>> Begin THE INPUT

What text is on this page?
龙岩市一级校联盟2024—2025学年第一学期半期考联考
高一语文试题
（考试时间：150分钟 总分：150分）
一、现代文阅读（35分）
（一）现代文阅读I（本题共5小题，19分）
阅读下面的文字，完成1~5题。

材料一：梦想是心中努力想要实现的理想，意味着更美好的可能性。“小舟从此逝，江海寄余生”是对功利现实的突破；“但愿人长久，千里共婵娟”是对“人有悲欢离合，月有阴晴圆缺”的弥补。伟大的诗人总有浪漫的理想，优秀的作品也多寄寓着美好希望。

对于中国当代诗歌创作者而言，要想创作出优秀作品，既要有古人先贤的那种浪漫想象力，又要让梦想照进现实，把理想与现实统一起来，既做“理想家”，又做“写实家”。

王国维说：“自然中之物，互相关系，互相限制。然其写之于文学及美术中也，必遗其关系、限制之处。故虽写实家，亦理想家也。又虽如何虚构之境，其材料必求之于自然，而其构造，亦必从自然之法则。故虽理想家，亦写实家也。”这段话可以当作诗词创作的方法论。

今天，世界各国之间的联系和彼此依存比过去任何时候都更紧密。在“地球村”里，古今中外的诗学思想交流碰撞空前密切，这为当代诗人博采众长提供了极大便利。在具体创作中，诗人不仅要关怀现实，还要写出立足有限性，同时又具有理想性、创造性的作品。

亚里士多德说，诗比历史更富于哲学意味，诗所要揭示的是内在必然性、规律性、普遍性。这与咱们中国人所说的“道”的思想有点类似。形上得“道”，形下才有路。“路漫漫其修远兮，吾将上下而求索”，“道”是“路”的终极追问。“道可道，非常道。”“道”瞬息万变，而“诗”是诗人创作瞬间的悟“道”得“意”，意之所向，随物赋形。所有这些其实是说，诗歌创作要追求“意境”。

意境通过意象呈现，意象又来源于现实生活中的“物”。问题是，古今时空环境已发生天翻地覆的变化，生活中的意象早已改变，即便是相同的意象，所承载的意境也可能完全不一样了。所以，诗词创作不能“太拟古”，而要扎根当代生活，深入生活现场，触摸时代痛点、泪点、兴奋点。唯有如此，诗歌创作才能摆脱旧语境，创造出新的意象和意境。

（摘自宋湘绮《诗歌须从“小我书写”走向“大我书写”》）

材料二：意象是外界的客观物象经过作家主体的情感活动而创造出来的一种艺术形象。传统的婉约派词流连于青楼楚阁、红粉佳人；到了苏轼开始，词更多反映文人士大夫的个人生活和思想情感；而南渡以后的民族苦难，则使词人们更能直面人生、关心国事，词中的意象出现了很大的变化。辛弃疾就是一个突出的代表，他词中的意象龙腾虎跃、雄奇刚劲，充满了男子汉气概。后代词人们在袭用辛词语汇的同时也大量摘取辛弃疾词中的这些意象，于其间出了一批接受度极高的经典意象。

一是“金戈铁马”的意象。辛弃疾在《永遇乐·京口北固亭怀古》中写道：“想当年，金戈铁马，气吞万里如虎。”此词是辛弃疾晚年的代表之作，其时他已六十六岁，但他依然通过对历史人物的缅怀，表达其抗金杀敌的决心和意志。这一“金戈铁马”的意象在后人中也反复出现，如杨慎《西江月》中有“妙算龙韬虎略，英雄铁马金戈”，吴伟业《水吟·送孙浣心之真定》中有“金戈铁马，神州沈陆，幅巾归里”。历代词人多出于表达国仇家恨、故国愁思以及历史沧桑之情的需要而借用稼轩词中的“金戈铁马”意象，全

>> End THE INPUT

SET EXERCISE - Return the entries in full, keeping every line exactly as it is.

SOLUTION BELOW -
What text is on this page?
龙岩市一级校联盟2024—2025学年第一学期半期考联考
高一语文试题
（考试时间：150分钟 总分：150分）
一、现代文阅读（35分）
（一）现代文阅读I（本题共5小题，19分）
阅读下面的文字，完成1~5题。

材料一：梦想是心中努力想要实现的理想，意味着更美好的可能性。“小舟从此逝，江海寄余生”是对功利现实的突破；“但愿人长久，千里共婵娟”是对“人有悲欢离合，月有阴晴圆缺”的弥补。伟大的诗人总有浪漫的理想，优秀的作品也多寄寓着美好希望。

对于中国当代诗歌创作者而言，要想创作出优秀作品，既要有古人先贤的那种浪漫想象力，又要让梦想照进现实，把理想与现实统一起来，既做“理想家”，又做“写实家”。

王国维说：“自然中之物，互相关系，互相限制。然其写之于文学及美术中也，必遗其关系、限制之处。故虽写实家，亦理想家也。又虽如何虚构之境，其材料必求之于自然，而其构造，亦必从自然之法则。故虽理想家，亦写实家也。”这段话可以当作诗词创作的方法论。

今天，世界各国之间的联系和彼此依存比过去任何时候都更紧密。在“地球村”里，古今中外的诗学思想交流碰撞空前密切，这为当代诗人博采众长提供了极大便利。在具体创作中，诗人不仅要关怀现实，还要写出立足有限性，同时又具有理想性、创造性的作品。

亚里士多德说，诗比历史更富于哲学意味，诗所要揭示的是内在必然性、规律性、普遍性。这与咱们中国人所说的“道”的思想有点类似。形上得“道”，形下才有路。“路漫漫其修远兮，吾将上下而求索”，“道”是“路”的终极追问。“道可道，非常道。”“道”瞬息万变，而“诗”是诗人创作瞬间的悟“道”得“意”，意之所向，随物赋形。所有这些其实是说，诗歌创作要追求“意境”。

意境通过意象呈现，意象又来源于现实生活中的“物”。问题是，古今时空环境已发生天翻地覆的变化，生活中的意象早已改变，即便是相同的意象，所承载的意境也可能完全不一样了。所以，诗词创作不能“太拟古”，而要扎根当代生活，深入生活现场，触摸时代痛点、泪点、兴奋点。唯有如此，诗歌创作才能摆脱旧语境，创造出新的意象和意境。

（摘自宋湘绮《诗歌须从“小我书写”走向“大我书写”》）

材料二：意象是外界的客观物象经过作家主体的情感活动而创造出来的一种艺术形象。传统的婉约派词流连于青楼楚阁、红粉佳人；到了苏轼开始，词更多反映文人士大夫的个人生活和思想情感；而南渡以后的民族苦难，则使词人们更能直面人生、关心国事，词中的意象出现了很大的变化。辛弃疾就是一个突出的代表，他词中的意象龙腾虎跃、雄奇刚劲，充满了男子汉气概。后代词人们在袭用辛词语汇的同时也大量摘取辛弃疾词中的这些意象，于其间出了一批接受度极高的经典意象。

一是“金戈铁马”的意象。辛弃疾在《永遇乐·京口北固亭怀古》中写道：“想当年，金戈铁马，气吞万里如虎。”此词是辛弃疾晚年的代表之作，其时他已六十六岁，但他依然通过对历史人物的缅怀，表达其抗金杀敌的决心和意志。这一“金戈铁马”的意象在后人中也反复出现，如杨慎《西江月》中有“妙算龙韬虎略，英雄铁马金戈”，吴伟业《水吟·送孙浣心之真定》中有“金戈铁马，神州沈陆，幅巾归里”。历代词人多出于表达国仇家恨、故国愁思以及历史沧桑之情的需要而借用稼轩词中的“金戈铁马”意象，全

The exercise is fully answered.